• [Do this] Will you quote all of the entries, word for word?

• [Records from a collection]
+ + + + + + +

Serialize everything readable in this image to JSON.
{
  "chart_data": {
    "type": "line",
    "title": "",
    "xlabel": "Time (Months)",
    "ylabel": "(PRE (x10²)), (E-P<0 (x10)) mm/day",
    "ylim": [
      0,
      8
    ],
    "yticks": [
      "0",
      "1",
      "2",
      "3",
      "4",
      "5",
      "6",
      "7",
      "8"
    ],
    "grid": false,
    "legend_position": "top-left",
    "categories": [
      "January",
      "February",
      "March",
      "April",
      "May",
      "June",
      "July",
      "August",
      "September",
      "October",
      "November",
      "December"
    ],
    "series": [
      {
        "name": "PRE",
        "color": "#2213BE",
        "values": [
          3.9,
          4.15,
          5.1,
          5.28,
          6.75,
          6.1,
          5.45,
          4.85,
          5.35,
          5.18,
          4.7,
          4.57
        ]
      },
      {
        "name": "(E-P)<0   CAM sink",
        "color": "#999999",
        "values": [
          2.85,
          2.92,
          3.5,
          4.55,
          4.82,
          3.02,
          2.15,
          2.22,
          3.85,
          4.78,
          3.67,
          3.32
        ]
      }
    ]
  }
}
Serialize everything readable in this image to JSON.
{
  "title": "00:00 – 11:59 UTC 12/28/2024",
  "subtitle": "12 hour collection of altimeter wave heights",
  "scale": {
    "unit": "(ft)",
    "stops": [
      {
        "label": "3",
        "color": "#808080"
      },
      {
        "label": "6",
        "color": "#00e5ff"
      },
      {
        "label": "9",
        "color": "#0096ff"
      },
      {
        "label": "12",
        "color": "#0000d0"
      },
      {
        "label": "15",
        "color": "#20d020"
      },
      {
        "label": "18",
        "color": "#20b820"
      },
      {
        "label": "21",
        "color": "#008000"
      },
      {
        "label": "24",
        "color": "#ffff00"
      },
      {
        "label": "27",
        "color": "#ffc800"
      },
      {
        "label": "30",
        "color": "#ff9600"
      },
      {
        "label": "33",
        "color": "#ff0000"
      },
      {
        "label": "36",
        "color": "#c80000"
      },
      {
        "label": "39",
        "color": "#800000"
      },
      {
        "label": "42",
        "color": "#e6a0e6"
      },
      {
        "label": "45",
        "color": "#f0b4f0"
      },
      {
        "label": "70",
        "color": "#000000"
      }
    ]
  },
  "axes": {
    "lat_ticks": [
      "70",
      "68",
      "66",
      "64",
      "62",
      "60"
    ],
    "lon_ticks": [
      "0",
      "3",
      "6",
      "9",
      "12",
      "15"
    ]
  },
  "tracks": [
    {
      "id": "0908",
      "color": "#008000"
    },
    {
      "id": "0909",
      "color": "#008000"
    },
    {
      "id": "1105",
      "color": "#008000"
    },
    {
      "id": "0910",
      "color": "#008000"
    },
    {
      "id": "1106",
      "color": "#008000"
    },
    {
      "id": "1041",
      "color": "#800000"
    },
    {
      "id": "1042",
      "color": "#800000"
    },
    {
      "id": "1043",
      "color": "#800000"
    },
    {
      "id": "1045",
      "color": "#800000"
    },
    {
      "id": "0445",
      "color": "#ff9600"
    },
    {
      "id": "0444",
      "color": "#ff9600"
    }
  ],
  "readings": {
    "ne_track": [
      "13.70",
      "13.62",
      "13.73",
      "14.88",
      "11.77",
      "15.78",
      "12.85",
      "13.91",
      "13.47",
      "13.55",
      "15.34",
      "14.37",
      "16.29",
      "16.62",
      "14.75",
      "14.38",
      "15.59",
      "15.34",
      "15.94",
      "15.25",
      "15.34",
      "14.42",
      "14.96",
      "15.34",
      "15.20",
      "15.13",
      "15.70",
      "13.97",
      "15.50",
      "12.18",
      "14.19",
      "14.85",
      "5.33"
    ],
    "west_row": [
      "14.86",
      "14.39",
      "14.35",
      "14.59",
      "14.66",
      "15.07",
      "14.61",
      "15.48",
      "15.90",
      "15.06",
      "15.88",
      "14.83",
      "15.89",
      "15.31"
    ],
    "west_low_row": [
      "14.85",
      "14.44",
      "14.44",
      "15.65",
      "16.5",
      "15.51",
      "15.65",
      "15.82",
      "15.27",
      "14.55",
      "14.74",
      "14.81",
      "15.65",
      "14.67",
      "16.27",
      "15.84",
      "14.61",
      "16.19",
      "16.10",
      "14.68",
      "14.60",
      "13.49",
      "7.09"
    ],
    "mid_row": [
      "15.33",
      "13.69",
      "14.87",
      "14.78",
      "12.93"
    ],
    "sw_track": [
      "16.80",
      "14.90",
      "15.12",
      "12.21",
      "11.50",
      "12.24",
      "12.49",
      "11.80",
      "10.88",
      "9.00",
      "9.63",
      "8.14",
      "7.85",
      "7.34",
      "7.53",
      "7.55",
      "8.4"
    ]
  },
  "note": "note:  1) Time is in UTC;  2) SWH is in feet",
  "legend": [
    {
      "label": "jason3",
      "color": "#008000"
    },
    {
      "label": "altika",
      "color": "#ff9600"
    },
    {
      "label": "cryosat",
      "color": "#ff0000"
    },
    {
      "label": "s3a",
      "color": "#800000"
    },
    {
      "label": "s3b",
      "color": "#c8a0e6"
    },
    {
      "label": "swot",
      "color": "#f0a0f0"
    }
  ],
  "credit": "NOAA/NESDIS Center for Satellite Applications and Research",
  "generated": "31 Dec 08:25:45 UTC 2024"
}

+ + + + + + +

• [Response]
Serialize everything readable in this image to JSON.
{
  "chart_data": {
    "type": "line",
    "title": "",
    "xlabel": "Time (Months)",
    "ylabel": "(PRE (x10²)), (E-P<0 (x10)) mm/day",
    "ylim": [
      0,
      8
    ],
    "yticks": [
      "0",
      "1",
      "2",
      "3",
      "4",
      "5",
      "6",
      "7",
      "8"
    ],
    "grid": false,
    "legend_position": "top-left",
    "categories": [
      "January",
      "February",
      "March",
      "April",
      "May",
      "June",
      "July",
      "August",
      "September",
      "October",
      "November",
      "December"
    ],
    "series": [
      {
        "name": "PRE",
        "color": "#2213BE",
        "values": [
          3.9,
          4.15,
          5.1,
          5.28,
          6.75,
          6.1,
          5.45,
          4.85,
          5.35,
          5.18,
          4.7,
          4.57
        ]
      },
      {
        "name": "(E-P)<0   CAM sink",
        "color": "#999999",
        "values": [
          2.85,
          2.92,
          3.5,
          4.55,
          4.82,
          3.02,
          2.15,
          2.22,
          3.85,
          4.78,
          3.67,
          3.32
        ]
      }
    ]
  }
}
Serialize everything readable in this image to JSON.
{
  "title": "00:00 – 11:59 UTC 12/28/2024",
  "subtitle": "12 hour collection of altimeter wave heights",
  "scale": {
    "unit": "(ft)",
    "stops": [
      {
        "label": "3",
        "color": "#808080"
      },
      {
        "label": "6",
        "color": "#00e5ff"
      },
      {
        "label": "9",
        "color": "#0096ff"
      },
      {
        "label": "12",
        "color": "#0000d0"
      },
      {
        "label": "15",
        "color": "#20d020"
      },
      {
        "label": "18",
        "color": "#20b820"
      },
      {
        "label": "21",
        "color": "#008000"
      },
      {
        "label": "24",
        "color": "#ffff00"
      },
      {
        "label": "27",
        "color": "#ffc800"
      },
      {
        "label": "30",
        "color": "#ff9600"
      },
      {
        "label": "33",
        "color": "#ff0000"
      },
      {
        "label": "36",
        "color": "#c80000"
      },
      {
        "label": "39",
        "color": "#800000"
      },
      {
        "label": "42",
        "color": "#e6a0e6"
      },
      {
        "label": "45",
        "color": "#f0b4f0"
      },
      {
        "label": "70",
        "color": "#000000"
      }
    ]
  },
  "axes": {
    "lat_ticks": [
      "70",
      "68",
      "66",
      "64",
      "62",
      "60"
    ],
    "lon_ticks": [
      "0",
      "3",
      "6",
      "9",
      "12",
      "15"
    ]
  },
  "tracks": [
    {
      "id": "0908",
      "color": "#008000"
    },
    {
      "id": "0909",
      "color": "#008000"
    },
    {
      "id": "1105",
      "color": "#008000"
    },
    {
      "id": "0910",
      "color": "#008000"
    },
    {
      "id": "1106",
      "color": "#008000"
    },
    {
      "id": "1041",
      "color": "#800000"
    },
    {
      "id": "1042",
      "color": "#800000"
    },
    {
      "id": "1043",
      "color": "#800000"
    },
    {
      "id": "1045",
      "color": "#800000"
    },
    {
      "id": "0445",
      "color": "#ff9600"
    },
    {
      "id": "0444",
      "color": "#ff9600"
    }
  ],
  "readings": {
    "ne_track": [
      "13.70",
      "13.62",
      "13.73",
      "14.88",
      "11.77",
      "15.78",
      "12.85",
      "13.91",
      "13.47",
      "13.55",
      "15.34",
      "14.37",
      "16.29",
      "16.62",
      "14.75",
      "14.38",
      "15.59",
      "15.34",
      "15.94",
      "15.25",
      "15.34",
      "14.42",
      "14.96",
      "15.34",
      "15.20",
      "15.13",
      "15.70",
      "13.97",
      "15.50",
      "12.18",
      "14.19",
      "14.85",
      "5.33"
    ],
    "west_row": [
      "14.86",
      "14.39",
      "14.35",
      "14.59",
      "14.66",
      "15.07",
      "14.61",
      "15.48",
      "15.90",
      "15.06",
      "15.88",
      "14.83",
      "15.89",
      "15.31"
    ],
    "west_low_row": [
      "14.85",
      "14.44",
      "14.44",
      "15.65",
      "16.5",
      "15.51",
      "15.65",
      "15.82",
      "15.27",
      "14.55",
      "14.74",
      "14.81",
      "15.65",
      "14.67",
      "16.27",
      "15.84",
      "14.61",
      "16.19",
      "16.10",
      "14.68",
      "14.60",
      "13.49",
      "7.09"
    ],
    "mid_row": [
      "15.33",
      "13.69",
      "14.87",
      "14.78",
      "12.93"
    ],
    "sw_track": [
      "16.80",
      "14.90",
      "15.12",
      "12.21",
      "11.50",
      "12.24",
      "12.49",
      "11.80",
      "10.88",
      "9.00",
      "9.63",
      "8.14",
      "7.85",
      "7.34",
      "7.53",
      "7.55",
      "8.4"
    ]
  },
  "note": "note:  1) Time is in UTC;  2) SWH is in feet",
  "legend": [
    {
      "label": "jason3",
      "color": "#008000"
    },
    {
      "label": "altika",
      "color": "#ff9600"
    },
    {
      "label": "cryosat",
      "color": "#ff0000"
    },
    {
      "label": "s3a",
      "color": "#800000"
    },
    {
      "label": "s3b",
      "color": "#c8a0e6"
    },
    {
      "label": "swot",
      "color": "#f0a0f0"
    }
  ],
  "credit": "NOAA/NESDIS Center for Satellite Applications and Research",
  "generated": "31 Dec 08:25:45 UTC 2024"
}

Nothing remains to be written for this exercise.